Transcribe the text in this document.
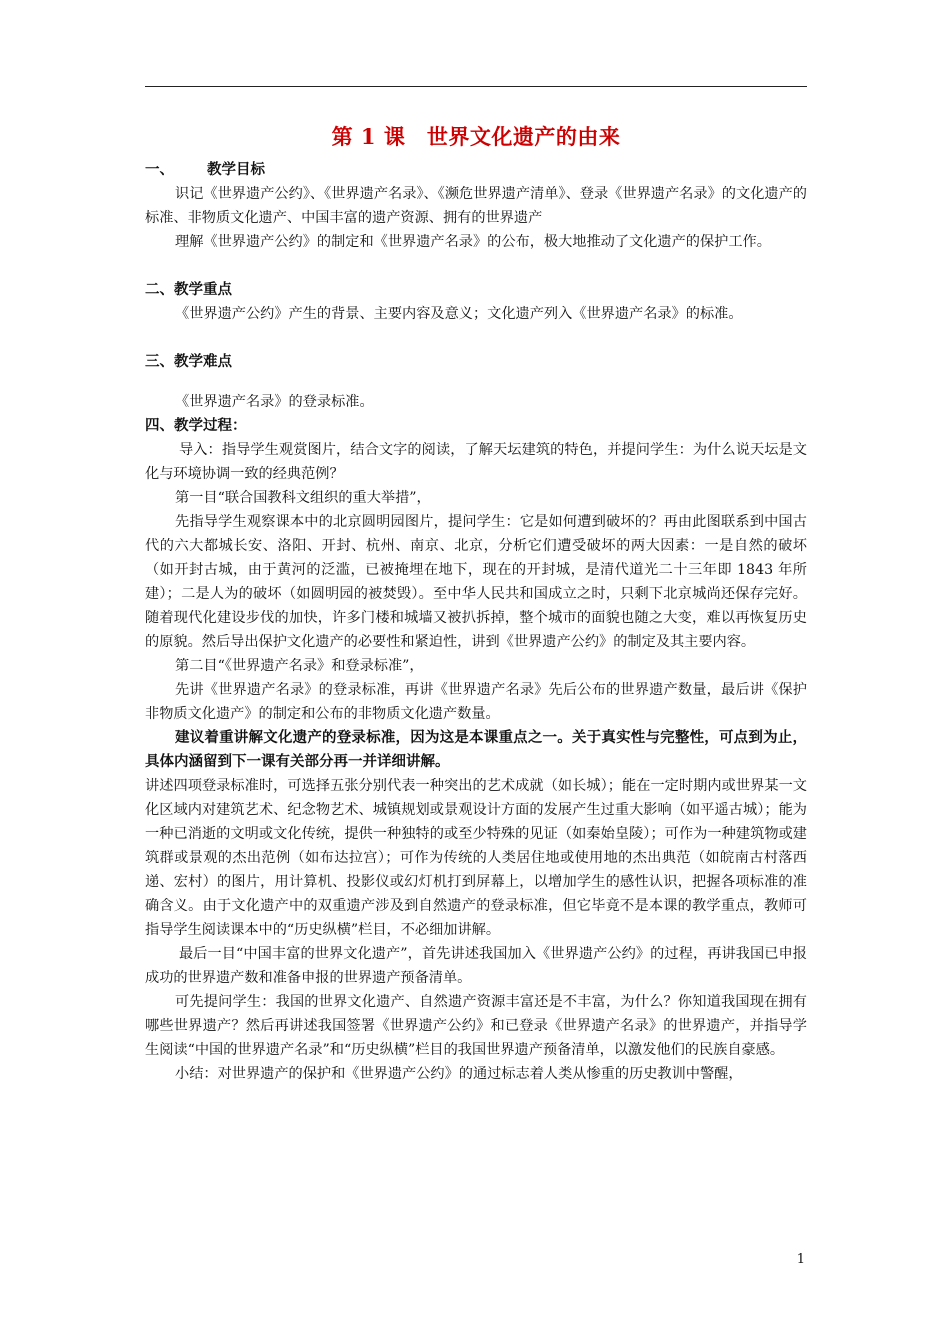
第 1 课　世界文化遗产的由来
一、	教学目标

识记《世界遗产公约》、《世界遗产名录》、《濒危世界遗产清单》、登录《世界遗产名录》的文化遗产的标准、非物质文化遗产、中国丰富的遗产资源、拥有的世界遗产

理解《世界遗产公约》的制定和《世界遗产名录》的公布，极大地推动了文化遗产的保护工作。

二、教学重点

《世界遗产公约》产生的背景、主要内容及意义；文化遗产列入《世界遗产名录》的标准。

三、教学难点

《世界遗产名录》的登录标准。

四、教学过程：

导入：指导学生观赏图片，结合文字的阅读，了解天坛建筑的特色，并提问学生：为什么说天坛是文化与环境协调一致的经典范例？

第一目“联合国教科文组织的重大举措”，

先指导学生观察课本中的北京圆明园图片，提问学生：它是如何遭到破坏的？再由此图联系到中国古代的六大都城长安、洛阳、开封、杭州、南京、北京，分析它们遭受破坏的两大因素：一是自然的破坏（如开封古城，由于黄河的泛滥，已被掩埋在地下，现在的开封城，是清代道光二十三年即 1843 年所建）；二是人为的破坏（如圆明园的被焚毁）。至中华人民共和国成立之时，只剩下北京城尚还保存完好。随着现代化建设步伐的加快，许多门楼和城墙又被扒拆掉，整个城市的面貌也随之大变，难以再恢复历史的原貌。然后导出保护文化遗产的必要性和紧迫性，讲到《世界遗产公约》的制定及其主要内容。

第二目“《世界遗产名录》和登录标准”，

先讲《世界遗产名录》的登录标准，再讲《世界遗产名录》先后公布的世界遗产数量，最后讲《保护非物质文化遗产》的制定和公布的非物质文化遗产数量。

建议着重讲解文化遗产的登录标准，因为这是本课重点之一。关于真实性与完整性，可点到为止，具体内涵留到下一课有关部分再一并详细讲解。

讲述四项登录标准时，可选择五张分别代表一种突出的艺术成就（如长城）；能在一定时期内或世界某一文化区域内对建筑艺术、纪念物艺术、城镇规划或景观设计方面的发展产生过重大影响（如平遥古城）；能为一种已消逝的文明或文化传统，提供一种独特的或至少特殊的见证（如秦始皇陵）；可作为一种建筑物或建筑群或景观的杰出范例（如布达拉宫）；可作为传统的人类居住地或使用地的杰出典范（如皖南古村落西递、宏村）的图片，用计算机、投影仪或幻灯机打到屏幕上，以增加学生的感性认识，把握各项标准的准确含义。由于文化遗产中的双重遗产涉及到自然遗产的登录标准，但它毕竟不是本课的教学重点，教师可指导学生阅读课本中的“历史纵横”栏目，不必细加讲解。

最后一目“中国丰富的世界文化遗产”，首先讲述我国加入《世界遗产公约》的过程，再讲我国已申报成功的世界遗产数和准备申报的世界遗产预备清单。

可先提问学生：我国的世界文化遗产、自然遗产资源丰富还是不丰富，为什么？你知道我国现在拥有哪些世界遗产？然后再讲述我国签署《世界遗产公约》和已登录《世界遗产名录》的世界遗产，并指导学生阅读“中国的世界遗产名录”和“历史纵横”栏目的我国世界遗产预备清单，以激发他们的民族自豪感。

小结：对世界遗产的保护和《世界遗产公约》的通过标志着人类从惨重的历史教训中警醒，

1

-- GIVEN REQUEST --
Give back every line exactly as it stands, pictures excluded.

-- RESULT OF THE EXERCISE --
Transcribe the text in this document.
第 1 课　世界文化遗产的由来
一、	教学目标

识记《世界遗产公约》、《世界遗产名录》、《濒危世界遗产清单》、登录《世界遗产名录》的文化遗产的标准、非物质文化遗产、中国丰富的遗产资源、拥有的世界遗产

理解《世界遗产公约》的制定和《世界遗产名录》的公布，极大地推动了文化遗产的保护工作。

二、教学重点

《世界遗产公约》产生的背景、主要内容及意义；文化遗产列入《世界遗产名录》的标准。

三、教学难点

《世界遗产名录》的登录标准。

四、教学过程：

导入：指导学生观赏图片，结合文字的阅读，了解天坛建筑的特色，并提问学生：为什么说天坛是文化与环境协调一致的经典范例？

第一目“联合国教科文组织的重大举措”，

先指导学生观察课本中的北京圆明园图片，提问学生：它是如何遭到破坏的？再由此图联系到中国古代的六大都城长安、洛阳、开封、杭州、南京、北京，分析它们遭受破坏的两大因素：一是自然的破坏（如开封古城，由于黄河的泛滥，已被掩埋在地下，现在的开封城，是清代道光二十三年即 1843 年所建）；二是人为的破坏（如圆明园的被焚毁）。至中华人民共和国成立之时，只剩下北京城尚还保存完好。随着现代化建设步伐的加快，许多门楼和城墙又被扒拆掉，整个城市的面貌也随之大变，难以再恢复历史的原貌。然后导出保护文化遗产的必要性和紧迫性，讲到《世界遗产公约》的制定及其主要内容。

第二目“《世界遗产名录》和登录标准”，

先讲《世界遗产名录》的登录标准，再讲《世界遗产名录》先后公布的世界遗产数量，最后讲《保护非物质文化遗产》的制定和公布的非物质文化遗产数量。

建议着重讲解文化遗产的登录标准，因为这是本课重点之一。关于真实性与完整性，可点到为止，具体内涵留到下一课有关部分再一并详细讲解。

讲述四项登录标准时，可选择五张分别代表一种突出的艺术成就（如长城）；能在一定时期内或世界某一文化区域内对建筑艺术、纪念物艺术、城镇规划或景观设计方面的发展产生过重大影响（如平遥古城）；能为一种已消逝的文明或文化传统，提供一种独特的或至少特殊的见证（如秦始皇陵）；可作为一种建筑物或建筑群或景观的杰出范例（如布达拉宫）；可作为传统的人类居住地或使用地的杰出典范（如皖南古村落西递、宏村）的图片，用计算机、投影仪或幻灯机打到屏幕上，以增加学生的感性认识，把握各项标准的准确含义。由于文化遗产中的双重遗产涉及到自然遗产的登录标准，但它毕竟不是本课的教学重点，教师可指导学生阅读课本中的“历史纵横”栏目，不必细加讲解。

最后一目“中国丰富的世界文化遗产”，首先讲述我国加入《世界遗产公约》的过程，再讲我国已申报成功的世界遗产数和准备申报的世界遗产预备清单。

可先提问学生：我国的世界文化遗产、自然遗产资源丰富还是不丰富，为什么？你知道我国现在拥有哪些世界遗产？然后再讲述我国签署《世界遗产公约》和已登录《世界遗产名录》的世界遗产，并指导学生阅读“中国的世界遗产名录”和“历史纵横”栏目的我国世界遗产预备清单，以激发他们的民族自豪感。

小结：对世界遗产的保护和《世界遗产公约》的通过标志着人类从惨重的历史教训中警醒，

1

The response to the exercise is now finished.